Les articles 47 et 48 de la Loi Organique L/2011/06/CNT sont, à l’évidence, contraires aux dispositions :

? de l’article 13 de la Constitution adoptée le 22 mars 2020 ;

? de l’article 31 de la Constitution adoptée le 22 mars 2020 ;

? de l’article 7 de la Charte Africaine des droits de l’homme ;

? de l’article 8 de la Déclaration Universelle des droits de l’homme de 1948.

Dans ces conditions, le requérant est contraint de contester, par voie d’exception, non seulement la constitutionnalité, mais aussi la conventionalité des articles 47 et 48 de la Loi

Organique n° L/2011/06/CNT portant création, organisation et fonctionnement de la

Cour constitutionnelle.

DISCUSSION

SUR LA RECEVABILITÉ DE L’EXCEPTION D’INCONSTITUTIONNALITÉ

 

  1. S’agissant de la compétence de la Cour constitutionnelle

En application des dispositions de l’article 103 de la Constitution adoptée le 22 mars 2020 :

« La Cour constitutionnelle est la juridiction compétente en matière constitutionnelle, électorale et des droits et libertés fondamentaux. Elle juge de la constitutionnalité des lois, des ordonnances ainsi que de la conformité des traités et accords internationaux à la Constitution.

Elle garantit l’exercice des droits fondamentaux de la personne humaine et des libertés publiques.

Elle veille à la régularité des élections nationales et des référendums dont elle proclame les résultats définitifs.

Elle est l’organe régulateur du fonctionnement et des activités des pouvoirs législatifs, exécutifs et des autres organes de l’États ».

#### [Matériel fourni]
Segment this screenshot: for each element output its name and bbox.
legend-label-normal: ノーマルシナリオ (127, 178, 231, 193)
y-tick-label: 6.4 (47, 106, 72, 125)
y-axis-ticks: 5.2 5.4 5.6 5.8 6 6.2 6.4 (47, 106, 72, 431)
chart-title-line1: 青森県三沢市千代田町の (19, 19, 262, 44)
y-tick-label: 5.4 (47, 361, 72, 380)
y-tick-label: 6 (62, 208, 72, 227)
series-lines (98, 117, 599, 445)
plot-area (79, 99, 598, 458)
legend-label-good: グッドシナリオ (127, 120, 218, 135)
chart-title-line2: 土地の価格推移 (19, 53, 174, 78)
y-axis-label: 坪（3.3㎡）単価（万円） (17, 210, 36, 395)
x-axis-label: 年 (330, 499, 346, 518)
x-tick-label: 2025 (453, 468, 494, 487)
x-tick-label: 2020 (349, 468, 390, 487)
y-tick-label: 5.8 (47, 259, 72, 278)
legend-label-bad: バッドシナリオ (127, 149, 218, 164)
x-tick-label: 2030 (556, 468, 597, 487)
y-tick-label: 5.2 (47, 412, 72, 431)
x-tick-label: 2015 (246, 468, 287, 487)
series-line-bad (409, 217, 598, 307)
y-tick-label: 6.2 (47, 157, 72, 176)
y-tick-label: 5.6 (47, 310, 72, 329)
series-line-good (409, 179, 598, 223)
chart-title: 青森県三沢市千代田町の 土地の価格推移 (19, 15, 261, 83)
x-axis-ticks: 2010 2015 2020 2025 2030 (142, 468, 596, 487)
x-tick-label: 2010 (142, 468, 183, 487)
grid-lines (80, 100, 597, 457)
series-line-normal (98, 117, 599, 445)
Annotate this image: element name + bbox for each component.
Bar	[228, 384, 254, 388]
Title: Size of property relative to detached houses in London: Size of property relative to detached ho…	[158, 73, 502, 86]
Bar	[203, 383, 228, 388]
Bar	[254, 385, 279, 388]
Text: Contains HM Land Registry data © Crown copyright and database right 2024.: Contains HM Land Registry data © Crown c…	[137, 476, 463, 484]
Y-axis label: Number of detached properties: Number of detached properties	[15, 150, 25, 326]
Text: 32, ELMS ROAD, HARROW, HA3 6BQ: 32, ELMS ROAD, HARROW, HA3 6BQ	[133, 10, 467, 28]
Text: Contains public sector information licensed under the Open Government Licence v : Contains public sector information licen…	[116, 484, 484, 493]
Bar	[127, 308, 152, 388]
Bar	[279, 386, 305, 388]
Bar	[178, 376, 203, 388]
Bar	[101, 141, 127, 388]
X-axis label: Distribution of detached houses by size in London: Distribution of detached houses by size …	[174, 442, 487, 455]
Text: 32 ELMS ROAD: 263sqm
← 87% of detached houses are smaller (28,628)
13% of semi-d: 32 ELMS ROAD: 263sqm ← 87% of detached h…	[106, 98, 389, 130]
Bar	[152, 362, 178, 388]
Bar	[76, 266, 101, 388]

#### [Travail à faire]
1 > Recopiez fidèlement un passage du texte sur la Cour constitutionnelle : commencez aux mots « 1. S’agissant de » et arrêtez-vous après les mots « les résultats définitifs. ».
2 > D'après le texte sur la Cour constitutionnelle, quel article de la Constitution adoptée le 22 mars 2020 fixe la compétence de cette Cour ?
3 > Pour chaque affirmation, dites si elle concorde avec le texte sur la Cour constitutionnelle, en répondant par oui ou par non et en citant les mots du texte qui le montrent.
(a) Le requérant conteste uniquement la constitutionnalité des articles 47 et 48.
(b) La Cour constitutionnelle proclame les résultats définitifs des référendums.
(c) Les articles 47 et 48 sont présentés comme contraires à l'article 7 de la Charte africaine des droits de l'homme.

#### [Réponses attendues]
1 >
1. S’agissant de la compétence de la Cour constitutionnelle

En application des dispositions de l’article 103 de la Constitution adoptée le 22 mars 2020 :

« La Cour constitutionnelle est la juridiction compétente en matière constitutionnelle, électorale et des droits et libertés fondamentaux. Elle juge de la constitutionnalité des lois, des ordonnances ainsi que de la conformité des traités et accords internationaux à la Constitution.

Elle garantit l’exercice des droits fondamentaux de la personne humaine et des libertés publiques.

Elle veille à la régularité des élections nationales et des référendums dont elle proclame les résultats définitifs.

2 > L'article 103 de la Constitution adoptée le 22 mars 2020.

3 >
(a) Non : « non seulement la constitutionnalité, mais aussi la conventionalité des articles 47 et 48 »
(b) Oui : « Elle veille à la régularité des élections nationales et des référendums dont elle proclame les résultats définitifs. »
(c) Oui : « de l’article 7 de la Charte Africaine des droits de l’homme »